[Start]

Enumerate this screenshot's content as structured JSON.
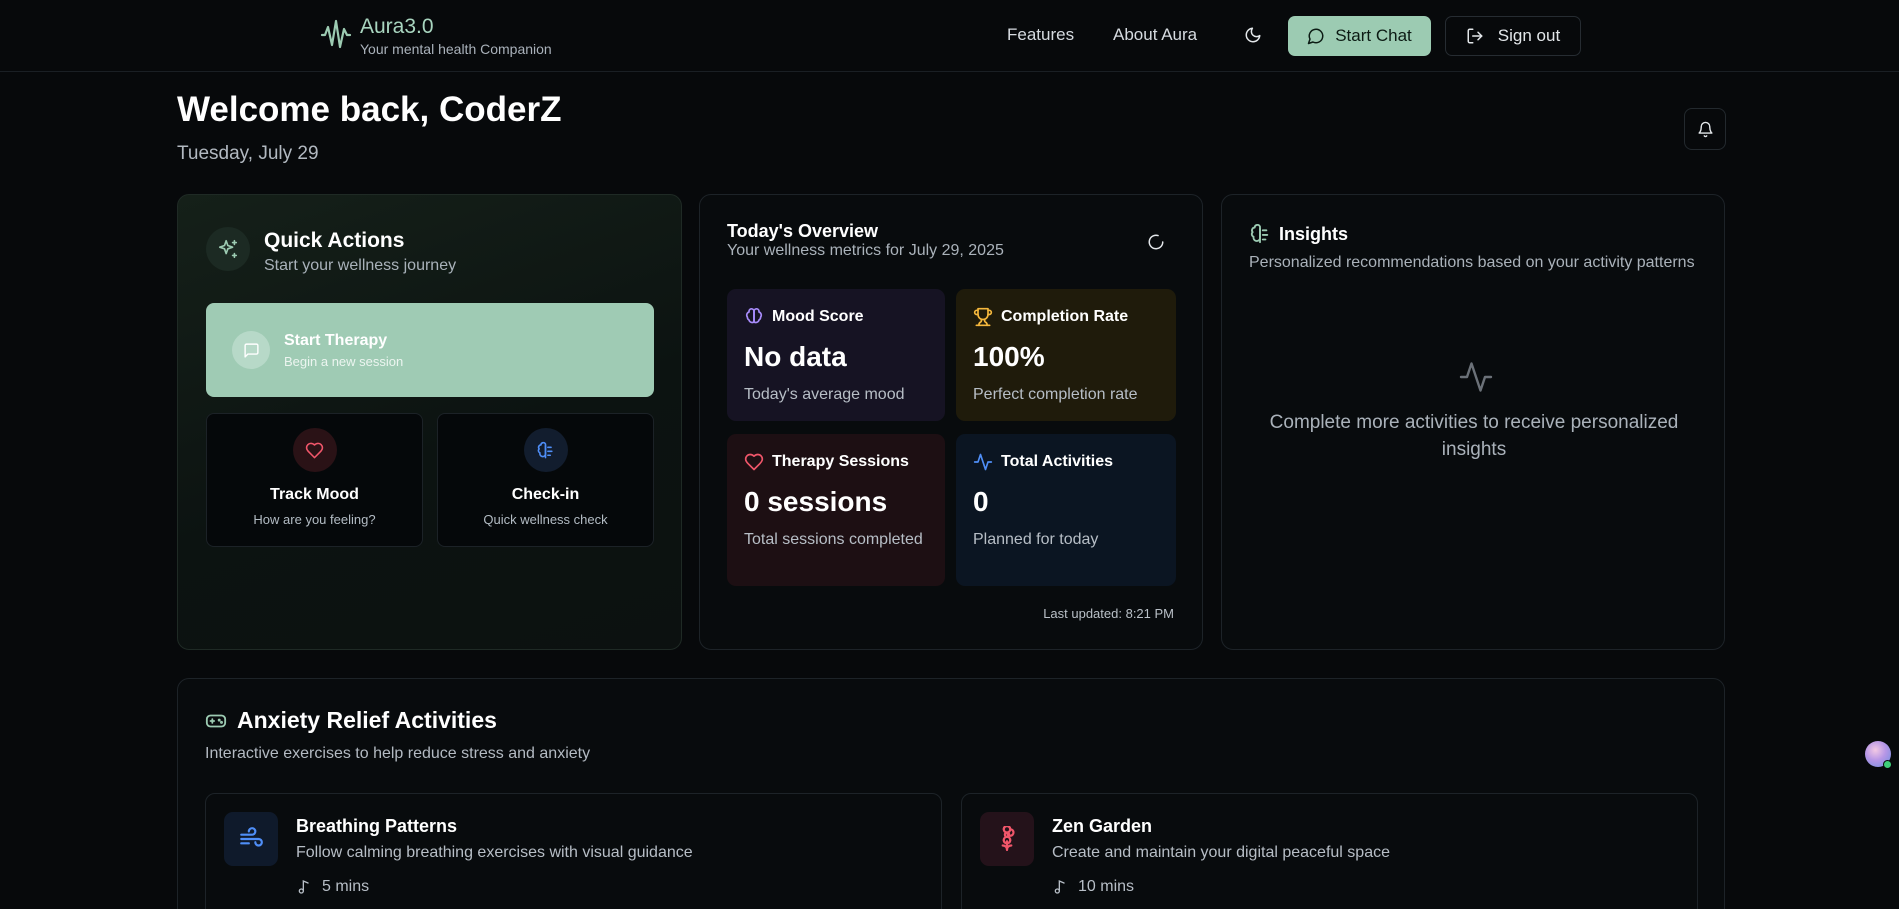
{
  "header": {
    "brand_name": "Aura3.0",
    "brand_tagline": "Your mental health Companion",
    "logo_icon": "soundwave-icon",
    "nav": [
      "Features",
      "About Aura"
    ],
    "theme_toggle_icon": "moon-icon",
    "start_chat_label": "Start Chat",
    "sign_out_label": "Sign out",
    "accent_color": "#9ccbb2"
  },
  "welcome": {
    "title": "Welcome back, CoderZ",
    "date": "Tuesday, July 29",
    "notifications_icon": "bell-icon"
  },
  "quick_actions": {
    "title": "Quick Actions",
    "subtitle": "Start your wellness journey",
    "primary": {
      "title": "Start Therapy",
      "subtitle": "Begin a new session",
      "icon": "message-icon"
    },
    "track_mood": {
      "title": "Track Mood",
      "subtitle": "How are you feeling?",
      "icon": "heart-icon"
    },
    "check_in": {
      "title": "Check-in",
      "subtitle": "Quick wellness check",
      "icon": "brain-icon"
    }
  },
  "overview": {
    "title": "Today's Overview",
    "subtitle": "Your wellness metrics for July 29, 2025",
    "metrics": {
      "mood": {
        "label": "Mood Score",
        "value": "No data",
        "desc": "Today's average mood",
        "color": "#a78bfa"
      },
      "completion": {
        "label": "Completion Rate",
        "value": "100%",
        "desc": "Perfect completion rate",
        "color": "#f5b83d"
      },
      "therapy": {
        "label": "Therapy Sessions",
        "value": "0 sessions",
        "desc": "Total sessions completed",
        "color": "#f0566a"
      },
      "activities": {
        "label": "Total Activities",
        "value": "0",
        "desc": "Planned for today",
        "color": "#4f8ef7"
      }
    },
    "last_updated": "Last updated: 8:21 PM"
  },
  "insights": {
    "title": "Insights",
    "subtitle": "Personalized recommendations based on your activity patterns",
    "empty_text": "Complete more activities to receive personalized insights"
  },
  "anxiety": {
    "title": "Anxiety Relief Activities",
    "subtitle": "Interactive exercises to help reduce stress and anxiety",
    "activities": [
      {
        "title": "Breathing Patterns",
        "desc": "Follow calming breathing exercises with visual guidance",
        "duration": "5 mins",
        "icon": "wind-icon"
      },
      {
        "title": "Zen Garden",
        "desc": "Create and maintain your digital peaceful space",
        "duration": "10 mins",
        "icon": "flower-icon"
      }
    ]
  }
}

[End]
[Start]

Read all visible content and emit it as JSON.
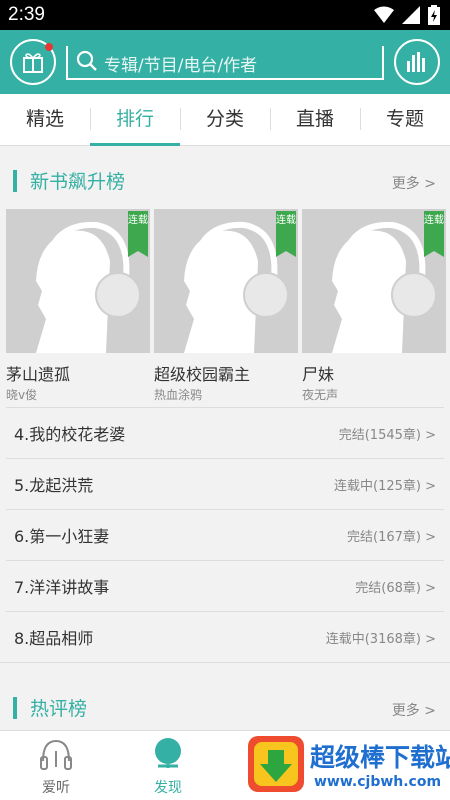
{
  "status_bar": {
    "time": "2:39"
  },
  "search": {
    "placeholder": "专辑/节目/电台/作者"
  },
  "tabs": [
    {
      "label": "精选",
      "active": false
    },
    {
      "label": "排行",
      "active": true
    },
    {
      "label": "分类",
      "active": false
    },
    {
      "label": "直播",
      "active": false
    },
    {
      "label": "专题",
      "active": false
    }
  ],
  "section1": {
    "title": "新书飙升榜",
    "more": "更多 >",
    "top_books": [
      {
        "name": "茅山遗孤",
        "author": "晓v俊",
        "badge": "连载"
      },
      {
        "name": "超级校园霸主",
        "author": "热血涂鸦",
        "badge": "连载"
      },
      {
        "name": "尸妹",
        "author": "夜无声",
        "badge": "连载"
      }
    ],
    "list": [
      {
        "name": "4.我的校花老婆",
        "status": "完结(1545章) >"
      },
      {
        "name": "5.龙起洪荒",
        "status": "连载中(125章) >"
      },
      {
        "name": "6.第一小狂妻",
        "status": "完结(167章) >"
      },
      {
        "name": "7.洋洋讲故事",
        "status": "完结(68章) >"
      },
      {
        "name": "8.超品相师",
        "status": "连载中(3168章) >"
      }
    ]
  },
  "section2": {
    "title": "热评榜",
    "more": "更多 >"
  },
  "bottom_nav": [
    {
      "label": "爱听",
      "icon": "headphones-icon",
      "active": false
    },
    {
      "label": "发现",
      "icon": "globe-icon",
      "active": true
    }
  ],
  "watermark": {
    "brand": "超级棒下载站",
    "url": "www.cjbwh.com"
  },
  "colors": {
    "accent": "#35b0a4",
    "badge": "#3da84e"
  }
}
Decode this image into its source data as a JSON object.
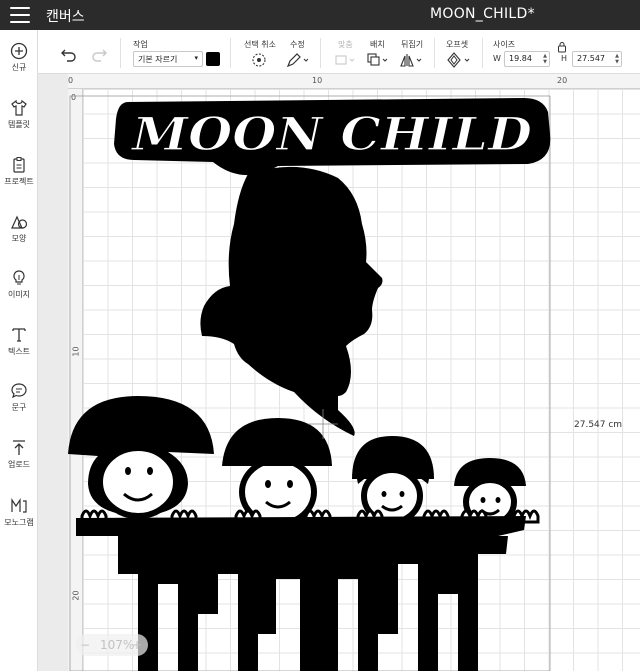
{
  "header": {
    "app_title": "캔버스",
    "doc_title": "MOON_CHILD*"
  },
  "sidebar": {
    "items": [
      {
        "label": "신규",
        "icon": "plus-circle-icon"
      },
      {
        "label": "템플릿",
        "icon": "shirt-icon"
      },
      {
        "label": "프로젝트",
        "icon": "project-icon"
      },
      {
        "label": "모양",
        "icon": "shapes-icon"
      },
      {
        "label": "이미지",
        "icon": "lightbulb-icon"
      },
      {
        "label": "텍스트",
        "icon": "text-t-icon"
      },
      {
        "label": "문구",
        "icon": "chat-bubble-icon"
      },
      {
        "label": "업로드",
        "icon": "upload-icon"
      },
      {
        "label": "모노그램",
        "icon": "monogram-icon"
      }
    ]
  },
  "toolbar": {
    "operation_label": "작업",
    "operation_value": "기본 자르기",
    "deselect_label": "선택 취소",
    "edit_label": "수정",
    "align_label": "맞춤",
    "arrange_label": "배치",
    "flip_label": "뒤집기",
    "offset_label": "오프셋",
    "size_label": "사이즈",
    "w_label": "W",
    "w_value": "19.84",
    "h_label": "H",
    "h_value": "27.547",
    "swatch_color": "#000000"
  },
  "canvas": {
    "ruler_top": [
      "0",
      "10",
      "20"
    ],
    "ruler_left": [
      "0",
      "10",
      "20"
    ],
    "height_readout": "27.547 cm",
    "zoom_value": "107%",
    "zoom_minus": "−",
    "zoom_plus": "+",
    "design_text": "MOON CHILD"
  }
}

[End]

## WORK TO COMPLETE
State how many lines above contain the string "JSON", with no other words.

## RESULT OF THE TASK
3